▶ [Instructions to follow]: Copy all lines holding the word "JSON" from the entries.
-------- Provided information --------
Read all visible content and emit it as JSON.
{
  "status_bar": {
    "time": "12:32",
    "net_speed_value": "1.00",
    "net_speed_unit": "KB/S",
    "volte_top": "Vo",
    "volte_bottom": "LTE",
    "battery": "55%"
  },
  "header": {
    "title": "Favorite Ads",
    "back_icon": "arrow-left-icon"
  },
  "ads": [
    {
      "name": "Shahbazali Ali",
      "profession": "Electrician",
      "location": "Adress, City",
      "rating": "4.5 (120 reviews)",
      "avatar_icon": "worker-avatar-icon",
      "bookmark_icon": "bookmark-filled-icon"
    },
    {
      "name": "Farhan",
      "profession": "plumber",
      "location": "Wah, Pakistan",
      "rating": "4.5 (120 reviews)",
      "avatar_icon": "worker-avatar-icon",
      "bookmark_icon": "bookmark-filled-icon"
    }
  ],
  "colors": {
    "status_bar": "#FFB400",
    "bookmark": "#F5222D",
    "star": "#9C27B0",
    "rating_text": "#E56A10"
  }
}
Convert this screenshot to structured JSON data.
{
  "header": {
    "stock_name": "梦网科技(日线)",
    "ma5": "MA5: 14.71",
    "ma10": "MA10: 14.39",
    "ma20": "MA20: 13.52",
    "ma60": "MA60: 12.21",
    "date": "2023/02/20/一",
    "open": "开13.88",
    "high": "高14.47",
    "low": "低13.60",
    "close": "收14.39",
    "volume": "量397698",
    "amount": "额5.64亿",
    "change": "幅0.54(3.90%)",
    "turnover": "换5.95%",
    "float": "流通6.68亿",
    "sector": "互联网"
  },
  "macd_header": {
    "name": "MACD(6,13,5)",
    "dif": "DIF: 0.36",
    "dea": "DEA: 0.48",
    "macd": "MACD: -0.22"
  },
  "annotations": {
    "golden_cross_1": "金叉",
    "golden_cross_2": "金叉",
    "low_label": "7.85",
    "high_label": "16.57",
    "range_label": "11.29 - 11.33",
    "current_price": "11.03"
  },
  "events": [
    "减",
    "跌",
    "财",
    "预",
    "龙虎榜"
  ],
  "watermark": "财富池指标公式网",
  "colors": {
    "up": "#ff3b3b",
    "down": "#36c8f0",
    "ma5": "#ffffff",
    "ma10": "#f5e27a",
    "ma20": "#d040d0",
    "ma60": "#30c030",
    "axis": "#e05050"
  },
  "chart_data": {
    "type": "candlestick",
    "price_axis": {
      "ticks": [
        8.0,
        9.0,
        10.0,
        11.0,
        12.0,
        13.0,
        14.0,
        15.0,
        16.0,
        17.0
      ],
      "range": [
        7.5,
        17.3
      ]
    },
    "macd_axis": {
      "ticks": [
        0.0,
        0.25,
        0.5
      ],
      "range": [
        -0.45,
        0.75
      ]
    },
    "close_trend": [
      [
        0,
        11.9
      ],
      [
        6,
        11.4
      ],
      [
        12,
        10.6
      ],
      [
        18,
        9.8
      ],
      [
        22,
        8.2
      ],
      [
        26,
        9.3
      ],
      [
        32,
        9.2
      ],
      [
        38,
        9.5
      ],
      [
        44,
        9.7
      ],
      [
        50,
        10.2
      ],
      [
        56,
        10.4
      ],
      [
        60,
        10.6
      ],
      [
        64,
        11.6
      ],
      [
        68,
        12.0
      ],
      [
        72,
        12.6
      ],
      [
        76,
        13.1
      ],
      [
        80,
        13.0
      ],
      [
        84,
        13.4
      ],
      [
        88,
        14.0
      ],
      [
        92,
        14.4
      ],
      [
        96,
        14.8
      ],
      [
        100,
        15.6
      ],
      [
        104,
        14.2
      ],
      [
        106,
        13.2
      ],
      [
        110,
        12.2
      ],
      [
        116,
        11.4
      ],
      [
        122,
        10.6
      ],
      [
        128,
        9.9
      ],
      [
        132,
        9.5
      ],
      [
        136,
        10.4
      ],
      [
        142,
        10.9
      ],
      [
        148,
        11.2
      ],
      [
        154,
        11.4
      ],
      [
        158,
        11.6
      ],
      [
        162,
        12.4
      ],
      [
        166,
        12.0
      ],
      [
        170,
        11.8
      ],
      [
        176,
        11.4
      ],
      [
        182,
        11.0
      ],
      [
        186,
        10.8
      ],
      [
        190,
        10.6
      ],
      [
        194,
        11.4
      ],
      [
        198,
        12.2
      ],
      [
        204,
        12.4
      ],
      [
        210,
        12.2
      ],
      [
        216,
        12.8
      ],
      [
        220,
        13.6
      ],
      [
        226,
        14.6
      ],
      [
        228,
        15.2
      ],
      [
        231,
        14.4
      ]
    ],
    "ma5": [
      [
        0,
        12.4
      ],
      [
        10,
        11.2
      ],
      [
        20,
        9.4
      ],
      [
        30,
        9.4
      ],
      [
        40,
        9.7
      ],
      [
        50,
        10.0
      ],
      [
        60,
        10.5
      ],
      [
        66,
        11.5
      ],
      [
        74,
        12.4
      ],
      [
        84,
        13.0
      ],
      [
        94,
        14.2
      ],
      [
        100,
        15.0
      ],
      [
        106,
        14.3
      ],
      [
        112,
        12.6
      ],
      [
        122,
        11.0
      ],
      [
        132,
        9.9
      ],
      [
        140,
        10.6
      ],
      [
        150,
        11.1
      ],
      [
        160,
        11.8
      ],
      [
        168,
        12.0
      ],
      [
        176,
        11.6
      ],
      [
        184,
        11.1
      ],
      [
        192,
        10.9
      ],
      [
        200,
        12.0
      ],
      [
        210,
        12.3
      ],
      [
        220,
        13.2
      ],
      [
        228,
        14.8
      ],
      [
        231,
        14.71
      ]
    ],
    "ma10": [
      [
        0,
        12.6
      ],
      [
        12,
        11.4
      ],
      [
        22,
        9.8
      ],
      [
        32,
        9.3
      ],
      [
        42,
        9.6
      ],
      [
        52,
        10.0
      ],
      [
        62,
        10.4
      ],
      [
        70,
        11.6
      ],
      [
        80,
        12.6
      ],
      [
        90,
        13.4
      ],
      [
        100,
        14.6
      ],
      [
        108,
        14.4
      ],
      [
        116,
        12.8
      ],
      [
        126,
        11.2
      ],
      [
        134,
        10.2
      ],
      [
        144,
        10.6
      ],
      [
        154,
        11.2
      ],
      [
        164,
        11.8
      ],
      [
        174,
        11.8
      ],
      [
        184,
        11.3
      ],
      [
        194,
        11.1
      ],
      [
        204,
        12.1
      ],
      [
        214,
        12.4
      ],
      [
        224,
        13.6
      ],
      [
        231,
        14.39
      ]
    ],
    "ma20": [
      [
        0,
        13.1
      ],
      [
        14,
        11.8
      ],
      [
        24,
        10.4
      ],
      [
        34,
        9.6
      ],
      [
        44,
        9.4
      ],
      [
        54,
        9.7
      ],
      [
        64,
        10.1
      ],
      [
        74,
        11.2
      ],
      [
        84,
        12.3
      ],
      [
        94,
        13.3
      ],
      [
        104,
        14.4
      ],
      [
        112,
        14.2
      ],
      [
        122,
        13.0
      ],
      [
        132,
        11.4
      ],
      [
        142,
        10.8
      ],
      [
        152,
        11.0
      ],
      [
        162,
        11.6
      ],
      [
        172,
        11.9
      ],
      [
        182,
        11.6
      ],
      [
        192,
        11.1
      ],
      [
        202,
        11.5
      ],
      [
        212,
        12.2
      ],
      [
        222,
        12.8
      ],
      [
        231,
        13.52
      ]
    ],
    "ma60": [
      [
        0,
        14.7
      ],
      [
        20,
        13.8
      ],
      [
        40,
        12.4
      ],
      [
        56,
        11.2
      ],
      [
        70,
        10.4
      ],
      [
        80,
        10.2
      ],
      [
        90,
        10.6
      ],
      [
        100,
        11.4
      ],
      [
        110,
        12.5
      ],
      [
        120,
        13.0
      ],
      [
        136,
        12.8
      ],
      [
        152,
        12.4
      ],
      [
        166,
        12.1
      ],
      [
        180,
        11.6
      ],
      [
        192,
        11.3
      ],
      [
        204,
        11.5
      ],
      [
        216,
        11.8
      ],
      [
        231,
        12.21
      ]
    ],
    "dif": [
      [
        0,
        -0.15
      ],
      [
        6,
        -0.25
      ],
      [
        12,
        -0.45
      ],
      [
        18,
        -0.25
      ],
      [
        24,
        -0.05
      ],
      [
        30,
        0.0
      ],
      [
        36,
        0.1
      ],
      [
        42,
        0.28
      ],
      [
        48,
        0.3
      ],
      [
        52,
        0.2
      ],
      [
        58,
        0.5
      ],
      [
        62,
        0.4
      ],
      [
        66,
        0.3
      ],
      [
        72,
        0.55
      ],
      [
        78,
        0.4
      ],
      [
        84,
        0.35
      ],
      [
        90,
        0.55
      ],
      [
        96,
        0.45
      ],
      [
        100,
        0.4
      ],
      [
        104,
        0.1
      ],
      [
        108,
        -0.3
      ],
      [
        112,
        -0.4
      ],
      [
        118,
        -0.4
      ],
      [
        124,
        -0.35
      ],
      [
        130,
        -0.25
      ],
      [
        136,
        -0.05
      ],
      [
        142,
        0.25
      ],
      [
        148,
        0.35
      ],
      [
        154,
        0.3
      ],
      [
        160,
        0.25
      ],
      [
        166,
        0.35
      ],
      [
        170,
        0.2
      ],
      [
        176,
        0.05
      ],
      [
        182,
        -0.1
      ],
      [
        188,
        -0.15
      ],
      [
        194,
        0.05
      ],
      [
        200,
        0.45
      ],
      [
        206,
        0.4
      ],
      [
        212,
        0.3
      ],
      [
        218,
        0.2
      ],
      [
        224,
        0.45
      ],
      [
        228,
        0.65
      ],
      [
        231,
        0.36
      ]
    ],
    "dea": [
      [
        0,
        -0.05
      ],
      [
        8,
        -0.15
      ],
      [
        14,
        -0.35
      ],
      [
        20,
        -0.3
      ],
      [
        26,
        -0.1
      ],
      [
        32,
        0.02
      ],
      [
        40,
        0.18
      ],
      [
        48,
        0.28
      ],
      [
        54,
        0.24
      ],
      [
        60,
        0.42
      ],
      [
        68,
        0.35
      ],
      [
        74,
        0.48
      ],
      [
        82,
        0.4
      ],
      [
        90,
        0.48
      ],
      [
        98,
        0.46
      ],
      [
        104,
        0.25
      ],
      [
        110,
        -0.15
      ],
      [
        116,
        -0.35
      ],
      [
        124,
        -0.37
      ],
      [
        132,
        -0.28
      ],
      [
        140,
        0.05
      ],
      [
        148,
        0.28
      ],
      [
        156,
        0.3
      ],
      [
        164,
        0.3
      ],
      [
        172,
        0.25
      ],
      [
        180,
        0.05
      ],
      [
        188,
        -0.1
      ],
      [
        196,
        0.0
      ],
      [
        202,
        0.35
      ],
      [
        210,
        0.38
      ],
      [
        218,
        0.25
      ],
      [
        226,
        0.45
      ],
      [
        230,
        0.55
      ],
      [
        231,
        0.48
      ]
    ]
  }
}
--------
▶ [The response]:
Read all visible content and emit it as JSON.
Convert this screenshot to structured JSON data.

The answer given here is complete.